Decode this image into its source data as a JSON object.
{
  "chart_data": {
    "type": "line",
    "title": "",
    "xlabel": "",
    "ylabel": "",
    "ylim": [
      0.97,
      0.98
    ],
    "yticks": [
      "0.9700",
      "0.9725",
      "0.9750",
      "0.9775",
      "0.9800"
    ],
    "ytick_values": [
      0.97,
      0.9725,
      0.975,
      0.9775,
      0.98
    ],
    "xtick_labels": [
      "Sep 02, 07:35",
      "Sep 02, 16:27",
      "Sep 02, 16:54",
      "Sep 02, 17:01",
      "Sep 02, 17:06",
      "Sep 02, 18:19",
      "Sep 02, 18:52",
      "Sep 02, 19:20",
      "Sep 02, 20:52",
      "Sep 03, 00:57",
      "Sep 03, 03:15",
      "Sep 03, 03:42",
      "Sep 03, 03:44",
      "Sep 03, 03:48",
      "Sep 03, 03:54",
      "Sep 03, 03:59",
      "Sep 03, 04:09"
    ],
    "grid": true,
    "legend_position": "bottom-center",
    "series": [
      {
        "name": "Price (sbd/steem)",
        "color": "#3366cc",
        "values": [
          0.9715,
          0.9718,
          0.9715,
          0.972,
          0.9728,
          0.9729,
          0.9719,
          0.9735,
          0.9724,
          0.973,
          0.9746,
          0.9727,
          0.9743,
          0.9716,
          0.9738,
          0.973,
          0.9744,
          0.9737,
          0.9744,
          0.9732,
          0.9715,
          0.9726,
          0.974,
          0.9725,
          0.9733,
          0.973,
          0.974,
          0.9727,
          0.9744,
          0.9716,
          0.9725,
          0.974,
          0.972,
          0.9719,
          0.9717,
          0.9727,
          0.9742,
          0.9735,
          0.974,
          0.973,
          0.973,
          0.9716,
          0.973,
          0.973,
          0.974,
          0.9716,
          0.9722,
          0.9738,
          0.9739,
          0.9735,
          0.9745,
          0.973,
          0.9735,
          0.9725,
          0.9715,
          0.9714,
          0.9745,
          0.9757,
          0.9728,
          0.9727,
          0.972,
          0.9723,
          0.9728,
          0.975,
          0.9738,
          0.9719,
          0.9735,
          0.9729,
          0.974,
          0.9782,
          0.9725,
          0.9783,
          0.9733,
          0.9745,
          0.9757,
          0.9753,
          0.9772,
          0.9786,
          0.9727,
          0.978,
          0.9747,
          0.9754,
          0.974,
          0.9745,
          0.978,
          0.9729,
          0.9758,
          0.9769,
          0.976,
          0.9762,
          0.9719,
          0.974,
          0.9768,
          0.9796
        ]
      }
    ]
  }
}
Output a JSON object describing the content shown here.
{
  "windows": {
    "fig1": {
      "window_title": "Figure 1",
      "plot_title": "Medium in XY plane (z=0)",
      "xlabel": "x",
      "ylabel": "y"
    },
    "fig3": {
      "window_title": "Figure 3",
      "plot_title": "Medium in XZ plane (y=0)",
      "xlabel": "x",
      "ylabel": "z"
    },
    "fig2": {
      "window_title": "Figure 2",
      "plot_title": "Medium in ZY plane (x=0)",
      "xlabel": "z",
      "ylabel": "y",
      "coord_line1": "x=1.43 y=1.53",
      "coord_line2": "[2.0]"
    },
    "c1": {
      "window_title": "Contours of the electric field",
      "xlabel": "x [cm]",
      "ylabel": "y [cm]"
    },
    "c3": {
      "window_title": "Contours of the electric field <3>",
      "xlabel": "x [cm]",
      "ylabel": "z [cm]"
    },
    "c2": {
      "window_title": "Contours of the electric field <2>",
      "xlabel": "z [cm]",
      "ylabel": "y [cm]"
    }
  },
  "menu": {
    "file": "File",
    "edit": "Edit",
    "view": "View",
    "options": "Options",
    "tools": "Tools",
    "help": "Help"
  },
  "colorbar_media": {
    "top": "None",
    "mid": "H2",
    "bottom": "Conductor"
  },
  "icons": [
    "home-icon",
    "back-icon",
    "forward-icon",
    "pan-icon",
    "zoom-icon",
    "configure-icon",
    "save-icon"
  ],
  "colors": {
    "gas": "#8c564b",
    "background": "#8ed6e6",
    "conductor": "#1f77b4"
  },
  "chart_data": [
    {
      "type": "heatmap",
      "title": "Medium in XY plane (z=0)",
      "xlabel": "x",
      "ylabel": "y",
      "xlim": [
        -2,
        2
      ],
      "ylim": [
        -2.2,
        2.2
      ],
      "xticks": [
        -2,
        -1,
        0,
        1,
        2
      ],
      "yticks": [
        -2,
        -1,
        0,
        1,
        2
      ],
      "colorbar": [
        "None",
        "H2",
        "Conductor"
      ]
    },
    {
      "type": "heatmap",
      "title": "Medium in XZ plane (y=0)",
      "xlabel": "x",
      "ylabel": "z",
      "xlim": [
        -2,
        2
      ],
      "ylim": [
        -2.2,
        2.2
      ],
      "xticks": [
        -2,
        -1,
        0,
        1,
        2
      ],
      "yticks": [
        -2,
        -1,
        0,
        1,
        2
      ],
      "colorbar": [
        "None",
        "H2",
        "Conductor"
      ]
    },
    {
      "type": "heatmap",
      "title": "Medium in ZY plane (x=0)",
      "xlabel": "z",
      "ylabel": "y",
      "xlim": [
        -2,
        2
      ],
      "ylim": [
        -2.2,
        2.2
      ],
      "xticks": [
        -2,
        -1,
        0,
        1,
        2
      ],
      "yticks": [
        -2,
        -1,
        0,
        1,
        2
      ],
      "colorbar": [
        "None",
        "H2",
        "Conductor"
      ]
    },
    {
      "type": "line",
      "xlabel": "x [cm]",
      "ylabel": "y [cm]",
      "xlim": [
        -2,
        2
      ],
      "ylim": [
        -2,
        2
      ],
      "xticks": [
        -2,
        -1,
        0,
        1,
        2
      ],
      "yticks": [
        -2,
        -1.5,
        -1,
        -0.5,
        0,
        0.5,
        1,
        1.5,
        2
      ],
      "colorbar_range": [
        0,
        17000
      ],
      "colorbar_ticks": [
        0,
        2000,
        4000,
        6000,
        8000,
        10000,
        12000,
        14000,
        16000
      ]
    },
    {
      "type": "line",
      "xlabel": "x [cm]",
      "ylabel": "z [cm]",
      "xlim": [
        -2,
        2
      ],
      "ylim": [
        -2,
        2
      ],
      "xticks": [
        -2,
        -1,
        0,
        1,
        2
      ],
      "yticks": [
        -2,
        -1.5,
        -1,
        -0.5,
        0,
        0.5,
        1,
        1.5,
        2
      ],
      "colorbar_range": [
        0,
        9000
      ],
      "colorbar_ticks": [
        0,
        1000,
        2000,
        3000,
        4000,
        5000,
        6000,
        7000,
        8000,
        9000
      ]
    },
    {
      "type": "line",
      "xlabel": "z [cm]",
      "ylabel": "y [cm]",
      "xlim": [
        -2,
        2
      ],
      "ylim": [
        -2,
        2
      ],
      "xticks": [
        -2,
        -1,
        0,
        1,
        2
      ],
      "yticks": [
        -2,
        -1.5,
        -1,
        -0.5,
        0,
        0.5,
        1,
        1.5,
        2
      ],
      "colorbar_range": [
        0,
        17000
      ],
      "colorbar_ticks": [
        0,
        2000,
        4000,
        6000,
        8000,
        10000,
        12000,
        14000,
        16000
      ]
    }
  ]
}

◆ ◆ ◆ ◆

WORK TO DO:
Search the entries for the word "field" and gather every line where it appears.

ANSWER TO THE PROBLEM:
      "window_title": "Contours of the electric field",
      "window_title": "Contours of the electric field <3>",
      "window_title": "Contours of the electric field <2>",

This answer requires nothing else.